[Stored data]

+ + + + + + +

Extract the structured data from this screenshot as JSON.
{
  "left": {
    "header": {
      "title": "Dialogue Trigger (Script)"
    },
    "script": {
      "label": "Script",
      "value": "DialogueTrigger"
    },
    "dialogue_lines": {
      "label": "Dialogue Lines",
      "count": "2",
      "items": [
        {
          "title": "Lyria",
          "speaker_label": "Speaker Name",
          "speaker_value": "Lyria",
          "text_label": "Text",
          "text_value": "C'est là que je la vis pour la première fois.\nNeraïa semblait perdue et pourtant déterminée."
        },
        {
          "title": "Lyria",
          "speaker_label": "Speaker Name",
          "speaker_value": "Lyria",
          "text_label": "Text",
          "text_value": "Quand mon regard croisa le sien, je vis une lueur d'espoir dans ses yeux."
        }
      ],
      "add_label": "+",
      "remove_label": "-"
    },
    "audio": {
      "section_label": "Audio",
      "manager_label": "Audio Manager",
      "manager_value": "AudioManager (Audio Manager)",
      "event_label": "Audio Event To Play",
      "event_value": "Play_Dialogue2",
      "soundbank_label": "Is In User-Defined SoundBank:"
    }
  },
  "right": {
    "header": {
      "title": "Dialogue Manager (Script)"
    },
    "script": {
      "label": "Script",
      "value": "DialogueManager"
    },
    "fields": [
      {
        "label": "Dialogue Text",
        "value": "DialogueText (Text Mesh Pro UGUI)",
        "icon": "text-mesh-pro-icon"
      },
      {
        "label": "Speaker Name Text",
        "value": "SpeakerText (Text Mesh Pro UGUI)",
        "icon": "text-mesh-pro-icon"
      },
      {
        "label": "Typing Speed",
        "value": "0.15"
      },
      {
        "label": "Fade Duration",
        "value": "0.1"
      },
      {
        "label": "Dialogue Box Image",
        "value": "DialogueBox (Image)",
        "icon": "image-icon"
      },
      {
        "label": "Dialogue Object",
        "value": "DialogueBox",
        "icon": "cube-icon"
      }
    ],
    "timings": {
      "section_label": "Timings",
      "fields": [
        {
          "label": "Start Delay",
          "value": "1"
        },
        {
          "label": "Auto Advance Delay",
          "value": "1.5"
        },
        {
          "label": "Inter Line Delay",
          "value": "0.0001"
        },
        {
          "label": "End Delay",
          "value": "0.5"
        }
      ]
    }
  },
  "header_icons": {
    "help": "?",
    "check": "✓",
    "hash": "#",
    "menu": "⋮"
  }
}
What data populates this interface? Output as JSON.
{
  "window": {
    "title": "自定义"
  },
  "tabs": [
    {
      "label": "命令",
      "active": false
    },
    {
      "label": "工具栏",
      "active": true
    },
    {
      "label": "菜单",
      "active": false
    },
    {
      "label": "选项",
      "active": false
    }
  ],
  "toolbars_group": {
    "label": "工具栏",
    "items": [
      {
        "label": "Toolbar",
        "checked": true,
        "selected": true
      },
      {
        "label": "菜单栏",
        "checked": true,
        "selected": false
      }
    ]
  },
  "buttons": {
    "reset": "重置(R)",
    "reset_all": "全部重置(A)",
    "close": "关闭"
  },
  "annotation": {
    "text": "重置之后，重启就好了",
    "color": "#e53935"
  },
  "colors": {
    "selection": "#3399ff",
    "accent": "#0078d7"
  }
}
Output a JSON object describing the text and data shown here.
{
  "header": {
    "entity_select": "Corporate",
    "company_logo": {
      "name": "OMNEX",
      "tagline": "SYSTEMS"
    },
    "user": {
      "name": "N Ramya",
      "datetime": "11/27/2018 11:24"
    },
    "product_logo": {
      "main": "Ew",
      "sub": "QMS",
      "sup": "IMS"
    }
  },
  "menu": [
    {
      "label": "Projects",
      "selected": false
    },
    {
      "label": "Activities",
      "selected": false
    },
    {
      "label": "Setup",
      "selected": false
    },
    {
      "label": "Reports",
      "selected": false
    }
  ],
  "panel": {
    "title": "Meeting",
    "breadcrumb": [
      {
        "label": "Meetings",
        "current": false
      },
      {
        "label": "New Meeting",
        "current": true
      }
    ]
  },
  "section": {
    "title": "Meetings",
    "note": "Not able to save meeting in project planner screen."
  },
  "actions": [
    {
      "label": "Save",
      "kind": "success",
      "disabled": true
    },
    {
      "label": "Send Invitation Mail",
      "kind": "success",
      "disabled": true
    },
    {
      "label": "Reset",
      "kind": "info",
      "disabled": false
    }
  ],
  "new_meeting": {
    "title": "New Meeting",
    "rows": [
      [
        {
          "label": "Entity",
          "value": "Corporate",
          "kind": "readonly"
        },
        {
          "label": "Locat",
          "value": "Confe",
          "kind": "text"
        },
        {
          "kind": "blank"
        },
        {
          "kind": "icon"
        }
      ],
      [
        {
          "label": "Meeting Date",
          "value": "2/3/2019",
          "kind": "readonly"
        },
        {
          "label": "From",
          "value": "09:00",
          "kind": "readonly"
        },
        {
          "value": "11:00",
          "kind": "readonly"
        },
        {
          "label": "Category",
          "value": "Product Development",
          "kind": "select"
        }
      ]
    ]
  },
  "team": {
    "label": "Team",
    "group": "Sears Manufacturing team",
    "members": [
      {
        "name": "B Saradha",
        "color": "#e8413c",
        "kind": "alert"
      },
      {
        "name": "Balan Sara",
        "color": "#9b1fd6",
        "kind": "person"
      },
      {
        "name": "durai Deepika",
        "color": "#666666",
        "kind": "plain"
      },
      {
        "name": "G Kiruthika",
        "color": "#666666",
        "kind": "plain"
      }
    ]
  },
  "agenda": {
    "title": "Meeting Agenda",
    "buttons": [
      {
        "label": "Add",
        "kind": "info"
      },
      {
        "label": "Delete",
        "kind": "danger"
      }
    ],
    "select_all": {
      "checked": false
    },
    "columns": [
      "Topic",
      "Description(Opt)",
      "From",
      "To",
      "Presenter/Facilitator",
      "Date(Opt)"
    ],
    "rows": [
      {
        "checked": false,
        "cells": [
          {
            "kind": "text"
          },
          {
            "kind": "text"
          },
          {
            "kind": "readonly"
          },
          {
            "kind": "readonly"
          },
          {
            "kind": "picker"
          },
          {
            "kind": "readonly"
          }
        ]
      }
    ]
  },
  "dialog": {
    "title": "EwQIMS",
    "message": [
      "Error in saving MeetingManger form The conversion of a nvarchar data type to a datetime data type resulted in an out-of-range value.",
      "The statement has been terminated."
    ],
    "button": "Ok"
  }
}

+ + + + + + +

Set task:
Report how many lines of the entries hold the string "Output". Provide the number alone.

Answer for the task:
2